**WHAT NEEDS TO BE DONE**
Gather from the listing below each line that includes the word "oleum", and copy it.

(Part of a data file)
>>
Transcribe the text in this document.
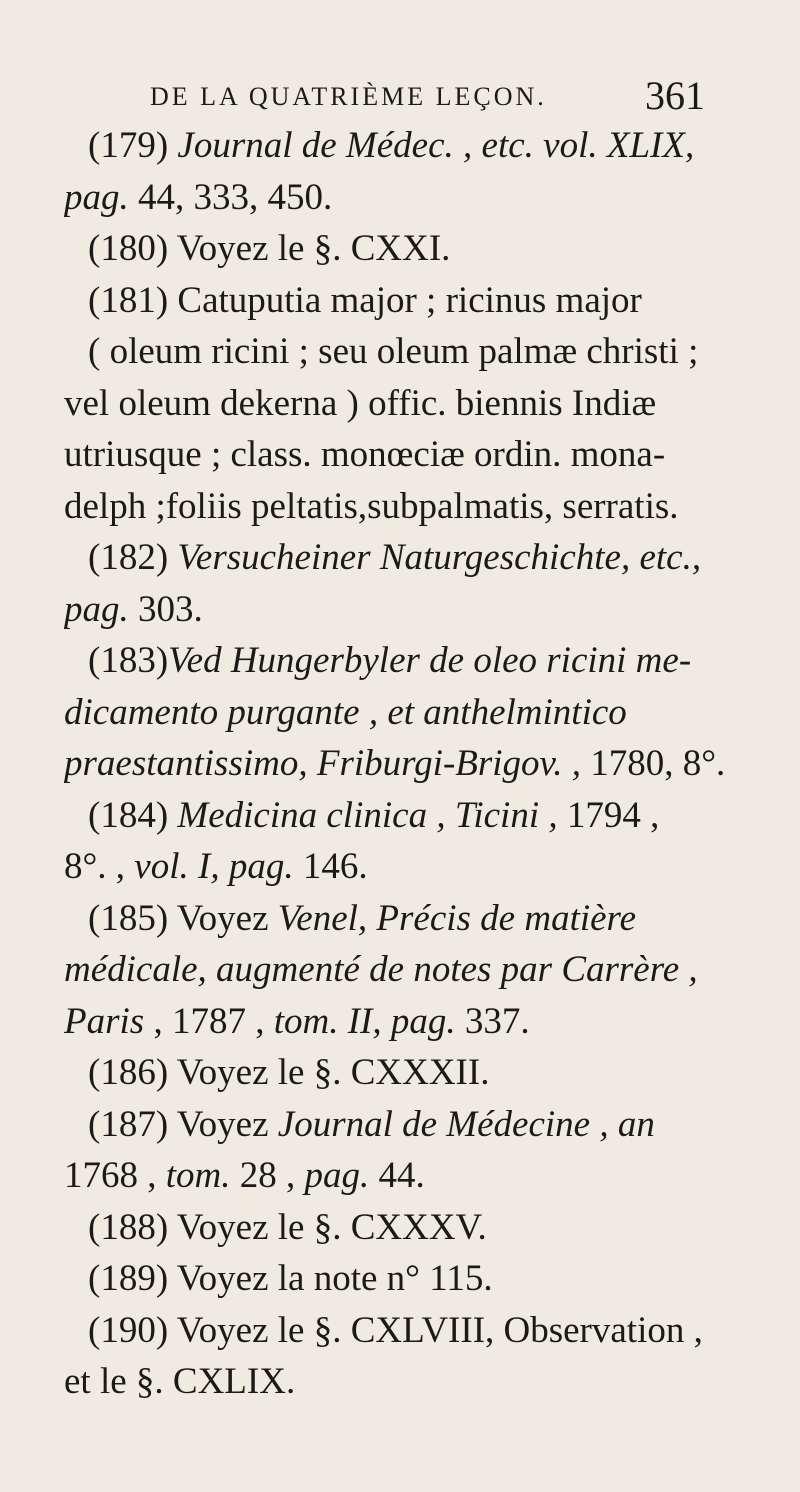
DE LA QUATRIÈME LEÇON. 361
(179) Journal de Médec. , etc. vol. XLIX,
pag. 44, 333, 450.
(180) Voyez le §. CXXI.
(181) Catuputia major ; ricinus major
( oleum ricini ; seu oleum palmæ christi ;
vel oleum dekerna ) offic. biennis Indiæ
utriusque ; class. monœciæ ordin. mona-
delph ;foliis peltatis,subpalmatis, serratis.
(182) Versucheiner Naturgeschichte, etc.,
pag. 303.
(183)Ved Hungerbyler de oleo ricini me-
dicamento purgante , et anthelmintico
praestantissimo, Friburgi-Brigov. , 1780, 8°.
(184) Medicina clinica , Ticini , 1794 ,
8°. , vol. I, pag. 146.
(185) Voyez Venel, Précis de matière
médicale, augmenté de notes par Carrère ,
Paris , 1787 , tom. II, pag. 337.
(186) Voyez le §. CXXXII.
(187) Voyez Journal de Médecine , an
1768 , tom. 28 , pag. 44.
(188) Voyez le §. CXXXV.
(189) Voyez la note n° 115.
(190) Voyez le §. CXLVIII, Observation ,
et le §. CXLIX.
<<
>>
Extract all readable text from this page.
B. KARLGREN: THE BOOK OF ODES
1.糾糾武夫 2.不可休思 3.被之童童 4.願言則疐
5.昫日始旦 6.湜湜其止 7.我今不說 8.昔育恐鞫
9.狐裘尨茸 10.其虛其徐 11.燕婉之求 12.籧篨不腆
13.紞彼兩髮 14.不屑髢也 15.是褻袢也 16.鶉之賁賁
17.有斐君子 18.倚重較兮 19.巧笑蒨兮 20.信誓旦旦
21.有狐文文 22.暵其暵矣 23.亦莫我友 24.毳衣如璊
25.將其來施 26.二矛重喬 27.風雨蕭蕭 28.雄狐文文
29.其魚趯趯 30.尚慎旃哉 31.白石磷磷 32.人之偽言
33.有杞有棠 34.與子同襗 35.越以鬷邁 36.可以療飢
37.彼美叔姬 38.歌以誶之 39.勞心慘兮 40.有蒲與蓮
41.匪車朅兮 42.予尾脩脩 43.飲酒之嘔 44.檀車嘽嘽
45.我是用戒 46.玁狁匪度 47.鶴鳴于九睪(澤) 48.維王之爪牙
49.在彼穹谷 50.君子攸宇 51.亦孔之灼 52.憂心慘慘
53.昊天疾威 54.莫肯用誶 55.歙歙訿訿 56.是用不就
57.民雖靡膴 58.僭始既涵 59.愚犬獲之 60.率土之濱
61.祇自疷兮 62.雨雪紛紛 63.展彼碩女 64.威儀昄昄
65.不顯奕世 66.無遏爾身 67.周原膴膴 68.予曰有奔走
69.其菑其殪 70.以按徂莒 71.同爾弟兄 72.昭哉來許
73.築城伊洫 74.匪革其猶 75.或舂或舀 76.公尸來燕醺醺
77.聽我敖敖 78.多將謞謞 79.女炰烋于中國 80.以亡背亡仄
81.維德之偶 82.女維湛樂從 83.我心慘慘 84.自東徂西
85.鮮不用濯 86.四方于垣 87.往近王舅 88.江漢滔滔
<<
**EXERCISE ANSWER**
( oleum ricini ; seu oleum palmæ christi ;
vel oleum dekerna ) offic. biennis Indiæ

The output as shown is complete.